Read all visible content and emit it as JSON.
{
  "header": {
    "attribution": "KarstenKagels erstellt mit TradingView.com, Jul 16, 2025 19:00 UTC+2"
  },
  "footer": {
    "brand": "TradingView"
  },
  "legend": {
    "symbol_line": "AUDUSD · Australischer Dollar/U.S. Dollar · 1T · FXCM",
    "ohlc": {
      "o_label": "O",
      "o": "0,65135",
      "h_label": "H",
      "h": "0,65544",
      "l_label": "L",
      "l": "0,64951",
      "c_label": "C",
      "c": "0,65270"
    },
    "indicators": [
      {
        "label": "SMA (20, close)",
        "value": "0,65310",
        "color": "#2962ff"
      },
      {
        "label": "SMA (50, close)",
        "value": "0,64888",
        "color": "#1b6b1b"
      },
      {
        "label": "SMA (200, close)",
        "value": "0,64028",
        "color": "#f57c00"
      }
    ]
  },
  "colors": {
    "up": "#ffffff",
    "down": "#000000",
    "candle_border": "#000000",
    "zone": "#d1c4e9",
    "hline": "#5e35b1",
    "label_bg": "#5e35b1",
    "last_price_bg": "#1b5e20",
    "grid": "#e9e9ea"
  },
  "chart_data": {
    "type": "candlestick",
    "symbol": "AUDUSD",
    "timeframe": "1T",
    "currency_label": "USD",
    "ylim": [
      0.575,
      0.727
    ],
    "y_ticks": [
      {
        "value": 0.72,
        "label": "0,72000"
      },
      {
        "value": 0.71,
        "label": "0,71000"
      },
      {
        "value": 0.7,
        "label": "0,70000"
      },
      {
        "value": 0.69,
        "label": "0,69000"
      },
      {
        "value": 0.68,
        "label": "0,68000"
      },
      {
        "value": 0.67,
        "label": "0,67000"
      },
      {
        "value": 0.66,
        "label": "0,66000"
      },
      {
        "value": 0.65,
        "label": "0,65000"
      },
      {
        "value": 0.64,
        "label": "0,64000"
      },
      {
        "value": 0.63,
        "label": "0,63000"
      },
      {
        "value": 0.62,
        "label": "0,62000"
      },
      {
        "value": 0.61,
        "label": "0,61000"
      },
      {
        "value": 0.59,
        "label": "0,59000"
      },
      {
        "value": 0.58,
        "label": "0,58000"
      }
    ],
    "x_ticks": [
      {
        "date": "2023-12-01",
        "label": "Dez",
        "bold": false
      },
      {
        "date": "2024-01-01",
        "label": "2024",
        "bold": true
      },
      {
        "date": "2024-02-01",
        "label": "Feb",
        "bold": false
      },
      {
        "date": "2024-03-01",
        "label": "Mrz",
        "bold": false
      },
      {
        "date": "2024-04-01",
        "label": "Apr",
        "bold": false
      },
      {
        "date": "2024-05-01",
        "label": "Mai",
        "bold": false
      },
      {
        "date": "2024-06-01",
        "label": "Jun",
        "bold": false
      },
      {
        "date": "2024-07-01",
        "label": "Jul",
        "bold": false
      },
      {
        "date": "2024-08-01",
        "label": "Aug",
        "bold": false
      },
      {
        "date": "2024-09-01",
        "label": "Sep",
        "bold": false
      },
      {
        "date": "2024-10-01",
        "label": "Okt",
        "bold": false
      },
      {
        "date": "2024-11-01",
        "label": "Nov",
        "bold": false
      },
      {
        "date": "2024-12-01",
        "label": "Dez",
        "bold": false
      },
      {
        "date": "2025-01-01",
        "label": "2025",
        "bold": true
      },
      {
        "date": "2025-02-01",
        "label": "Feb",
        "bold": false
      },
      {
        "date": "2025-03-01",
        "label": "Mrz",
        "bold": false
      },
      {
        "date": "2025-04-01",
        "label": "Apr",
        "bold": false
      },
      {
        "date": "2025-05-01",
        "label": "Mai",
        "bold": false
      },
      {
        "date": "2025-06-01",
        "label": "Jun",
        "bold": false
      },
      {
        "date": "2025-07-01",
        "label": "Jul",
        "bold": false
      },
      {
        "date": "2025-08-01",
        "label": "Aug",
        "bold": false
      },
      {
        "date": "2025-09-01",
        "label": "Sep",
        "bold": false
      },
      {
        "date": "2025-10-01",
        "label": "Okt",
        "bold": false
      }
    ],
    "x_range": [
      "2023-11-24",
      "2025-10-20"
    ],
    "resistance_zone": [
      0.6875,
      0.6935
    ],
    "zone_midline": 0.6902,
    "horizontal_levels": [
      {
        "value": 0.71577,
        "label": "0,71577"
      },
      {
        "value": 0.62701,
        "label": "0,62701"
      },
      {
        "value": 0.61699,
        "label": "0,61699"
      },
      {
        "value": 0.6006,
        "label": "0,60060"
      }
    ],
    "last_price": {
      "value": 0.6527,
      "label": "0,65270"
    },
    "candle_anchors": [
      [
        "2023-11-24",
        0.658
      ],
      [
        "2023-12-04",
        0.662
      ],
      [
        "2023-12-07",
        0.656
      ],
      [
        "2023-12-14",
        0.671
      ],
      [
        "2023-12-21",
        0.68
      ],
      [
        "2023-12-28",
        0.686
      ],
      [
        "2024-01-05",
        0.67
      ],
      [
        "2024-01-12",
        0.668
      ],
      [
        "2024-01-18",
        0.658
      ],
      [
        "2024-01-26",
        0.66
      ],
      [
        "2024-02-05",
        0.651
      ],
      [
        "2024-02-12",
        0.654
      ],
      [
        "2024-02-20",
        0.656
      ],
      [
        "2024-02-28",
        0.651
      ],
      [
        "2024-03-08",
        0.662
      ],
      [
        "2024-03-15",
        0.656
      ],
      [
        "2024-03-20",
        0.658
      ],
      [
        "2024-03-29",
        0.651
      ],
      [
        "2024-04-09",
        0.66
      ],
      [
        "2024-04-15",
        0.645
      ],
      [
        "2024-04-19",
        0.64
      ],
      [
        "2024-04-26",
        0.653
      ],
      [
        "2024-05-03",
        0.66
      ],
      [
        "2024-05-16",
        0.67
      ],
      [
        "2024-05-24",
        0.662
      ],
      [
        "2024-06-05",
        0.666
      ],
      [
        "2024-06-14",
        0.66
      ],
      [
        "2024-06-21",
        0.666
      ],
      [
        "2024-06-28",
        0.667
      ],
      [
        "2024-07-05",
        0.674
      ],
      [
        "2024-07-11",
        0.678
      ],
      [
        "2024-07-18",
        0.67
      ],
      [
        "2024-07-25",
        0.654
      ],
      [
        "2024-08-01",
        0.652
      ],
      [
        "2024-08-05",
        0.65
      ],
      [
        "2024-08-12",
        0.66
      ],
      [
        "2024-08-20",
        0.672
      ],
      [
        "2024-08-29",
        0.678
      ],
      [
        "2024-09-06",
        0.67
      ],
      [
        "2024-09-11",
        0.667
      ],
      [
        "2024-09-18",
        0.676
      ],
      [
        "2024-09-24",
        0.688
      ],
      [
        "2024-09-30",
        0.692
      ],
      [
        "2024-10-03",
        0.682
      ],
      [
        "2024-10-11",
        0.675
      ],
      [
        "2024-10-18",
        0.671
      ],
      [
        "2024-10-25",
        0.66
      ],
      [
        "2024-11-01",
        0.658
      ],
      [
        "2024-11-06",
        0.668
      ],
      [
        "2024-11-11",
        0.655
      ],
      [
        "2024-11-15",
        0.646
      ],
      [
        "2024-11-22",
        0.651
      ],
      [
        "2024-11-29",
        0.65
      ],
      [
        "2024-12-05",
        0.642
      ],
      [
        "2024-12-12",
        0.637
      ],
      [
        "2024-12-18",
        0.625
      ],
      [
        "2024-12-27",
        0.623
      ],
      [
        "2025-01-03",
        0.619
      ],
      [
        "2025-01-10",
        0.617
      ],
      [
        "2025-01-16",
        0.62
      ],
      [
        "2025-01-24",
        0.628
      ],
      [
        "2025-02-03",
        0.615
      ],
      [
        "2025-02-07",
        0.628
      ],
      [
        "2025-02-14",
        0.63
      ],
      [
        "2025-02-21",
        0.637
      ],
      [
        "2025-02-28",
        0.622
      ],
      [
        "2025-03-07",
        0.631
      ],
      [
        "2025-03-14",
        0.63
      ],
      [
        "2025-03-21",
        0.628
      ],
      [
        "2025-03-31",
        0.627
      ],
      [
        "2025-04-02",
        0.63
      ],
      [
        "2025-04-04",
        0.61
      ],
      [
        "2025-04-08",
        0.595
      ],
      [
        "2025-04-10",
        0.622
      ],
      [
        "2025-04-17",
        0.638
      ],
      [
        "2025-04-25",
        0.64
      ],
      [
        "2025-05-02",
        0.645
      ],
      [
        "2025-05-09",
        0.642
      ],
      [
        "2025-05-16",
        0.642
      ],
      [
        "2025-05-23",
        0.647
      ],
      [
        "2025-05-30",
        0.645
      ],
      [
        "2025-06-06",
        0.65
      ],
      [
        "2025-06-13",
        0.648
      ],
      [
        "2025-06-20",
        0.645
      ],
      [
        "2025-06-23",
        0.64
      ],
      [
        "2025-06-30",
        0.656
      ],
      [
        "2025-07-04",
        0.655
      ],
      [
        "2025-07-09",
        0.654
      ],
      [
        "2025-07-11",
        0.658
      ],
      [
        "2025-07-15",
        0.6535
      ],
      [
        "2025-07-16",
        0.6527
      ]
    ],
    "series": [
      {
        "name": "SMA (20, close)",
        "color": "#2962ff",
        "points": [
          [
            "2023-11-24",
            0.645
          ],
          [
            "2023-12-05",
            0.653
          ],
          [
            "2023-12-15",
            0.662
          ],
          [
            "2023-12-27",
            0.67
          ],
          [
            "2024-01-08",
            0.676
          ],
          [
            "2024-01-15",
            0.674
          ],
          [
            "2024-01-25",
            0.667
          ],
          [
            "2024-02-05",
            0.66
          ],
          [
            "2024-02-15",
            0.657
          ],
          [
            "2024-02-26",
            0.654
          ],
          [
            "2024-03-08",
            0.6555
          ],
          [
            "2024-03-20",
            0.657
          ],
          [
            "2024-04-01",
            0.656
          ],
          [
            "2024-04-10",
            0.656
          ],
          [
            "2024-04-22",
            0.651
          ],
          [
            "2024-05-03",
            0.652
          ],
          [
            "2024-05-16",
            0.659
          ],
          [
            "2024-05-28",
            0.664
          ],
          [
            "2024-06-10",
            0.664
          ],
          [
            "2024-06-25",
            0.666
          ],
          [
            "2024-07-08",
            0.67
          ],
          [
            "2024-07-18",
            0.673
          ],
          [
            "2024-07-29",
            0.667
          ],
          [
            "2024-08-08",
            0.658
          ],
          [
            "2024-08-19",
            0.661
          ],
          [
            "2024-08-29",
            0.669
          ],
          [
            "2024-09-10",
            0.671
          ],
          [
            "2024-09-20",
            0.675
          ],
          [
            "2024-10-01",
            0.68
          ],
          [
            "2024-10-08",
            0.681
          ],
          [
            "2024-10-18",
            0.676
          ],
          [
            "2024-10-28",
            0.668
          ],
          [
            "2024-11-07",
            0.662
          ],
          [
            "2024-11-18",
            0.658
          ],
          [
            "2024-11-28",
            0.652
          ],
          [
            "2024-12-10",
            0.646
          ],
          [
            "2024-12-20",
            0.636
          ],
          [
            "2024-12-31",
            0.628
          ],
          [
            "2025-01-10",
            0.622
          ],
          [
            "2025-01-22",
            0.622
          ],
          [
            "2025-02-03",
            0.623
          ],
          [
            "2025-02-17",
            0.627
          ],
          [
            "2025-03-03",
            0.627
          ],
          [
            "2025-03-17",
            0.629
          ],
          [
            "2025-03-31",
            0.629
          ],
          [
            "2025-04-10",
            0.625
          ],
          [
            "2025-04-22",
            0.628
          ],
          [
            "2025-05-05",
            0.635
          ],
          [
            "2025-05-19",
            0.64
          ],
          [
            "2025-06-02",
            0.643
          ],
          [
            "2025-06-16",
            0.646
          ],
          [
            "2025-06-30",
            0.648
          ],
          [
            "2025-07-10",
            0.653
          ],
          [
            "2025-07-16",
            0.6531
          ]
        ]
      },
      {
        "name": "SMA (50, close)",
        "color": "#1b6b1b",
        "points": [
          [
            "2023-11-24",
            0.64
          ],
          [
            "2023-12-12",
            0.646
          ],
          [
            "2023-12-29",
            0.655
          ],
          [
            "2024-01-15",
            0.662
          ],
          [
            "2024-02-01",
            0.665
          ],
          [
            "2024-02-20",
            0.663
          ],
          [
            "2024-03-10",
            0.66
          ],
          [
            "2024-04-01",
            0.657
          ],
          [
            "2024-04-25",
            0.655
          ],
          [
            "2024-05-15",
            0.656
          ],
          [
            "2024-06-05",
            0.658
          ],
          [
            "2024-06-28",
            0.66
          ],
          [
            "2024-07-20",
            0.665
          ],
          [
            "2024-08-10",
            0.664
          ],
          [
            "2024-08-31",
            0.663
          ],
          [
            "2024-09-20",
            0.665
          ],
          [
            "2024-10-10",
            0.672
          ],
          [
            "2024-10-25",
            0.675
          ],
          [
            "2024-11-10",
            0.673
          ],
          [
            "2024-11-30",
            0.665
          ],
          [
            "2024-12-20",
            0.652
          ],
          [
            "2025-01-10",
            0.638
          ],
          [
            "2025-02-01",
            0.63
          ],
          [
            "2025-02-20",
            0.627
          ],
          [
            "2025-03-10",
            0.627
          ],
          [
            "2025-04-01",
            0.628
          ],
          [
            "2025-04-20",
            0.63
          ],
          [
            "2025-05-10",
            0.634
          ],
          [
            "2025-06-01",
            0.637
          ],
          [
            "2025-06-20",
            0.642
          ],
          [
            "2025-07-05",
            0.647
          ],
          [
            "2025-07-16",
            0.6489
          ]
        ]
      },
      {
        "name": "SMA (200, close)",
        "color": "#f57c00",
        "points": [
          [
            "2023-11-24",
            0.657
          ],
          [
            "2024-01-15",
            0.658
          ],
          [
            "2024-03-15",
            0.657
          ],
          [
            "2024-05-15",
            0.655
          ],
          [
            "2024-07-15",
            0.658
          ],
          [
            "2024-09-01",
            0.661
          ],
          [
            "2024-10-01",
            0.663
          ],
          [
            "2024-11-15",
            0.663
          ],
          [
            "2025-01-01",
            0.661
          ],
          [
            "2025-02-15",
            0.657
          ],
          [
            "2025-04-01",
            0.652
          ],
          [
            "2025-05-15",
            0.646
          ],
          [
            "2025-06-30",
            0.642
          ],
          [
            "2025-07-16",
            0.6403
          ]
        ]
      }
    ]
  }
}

********

### Exercise details
Scan the listing above. Gather each line that contains the word "AUDUSD".

### Finished task
    "symbol_line": "AUDUSD · Australischer Dollar/U.S. Dollar · 1T · FXCM",
    "symbol": "AUDUSD",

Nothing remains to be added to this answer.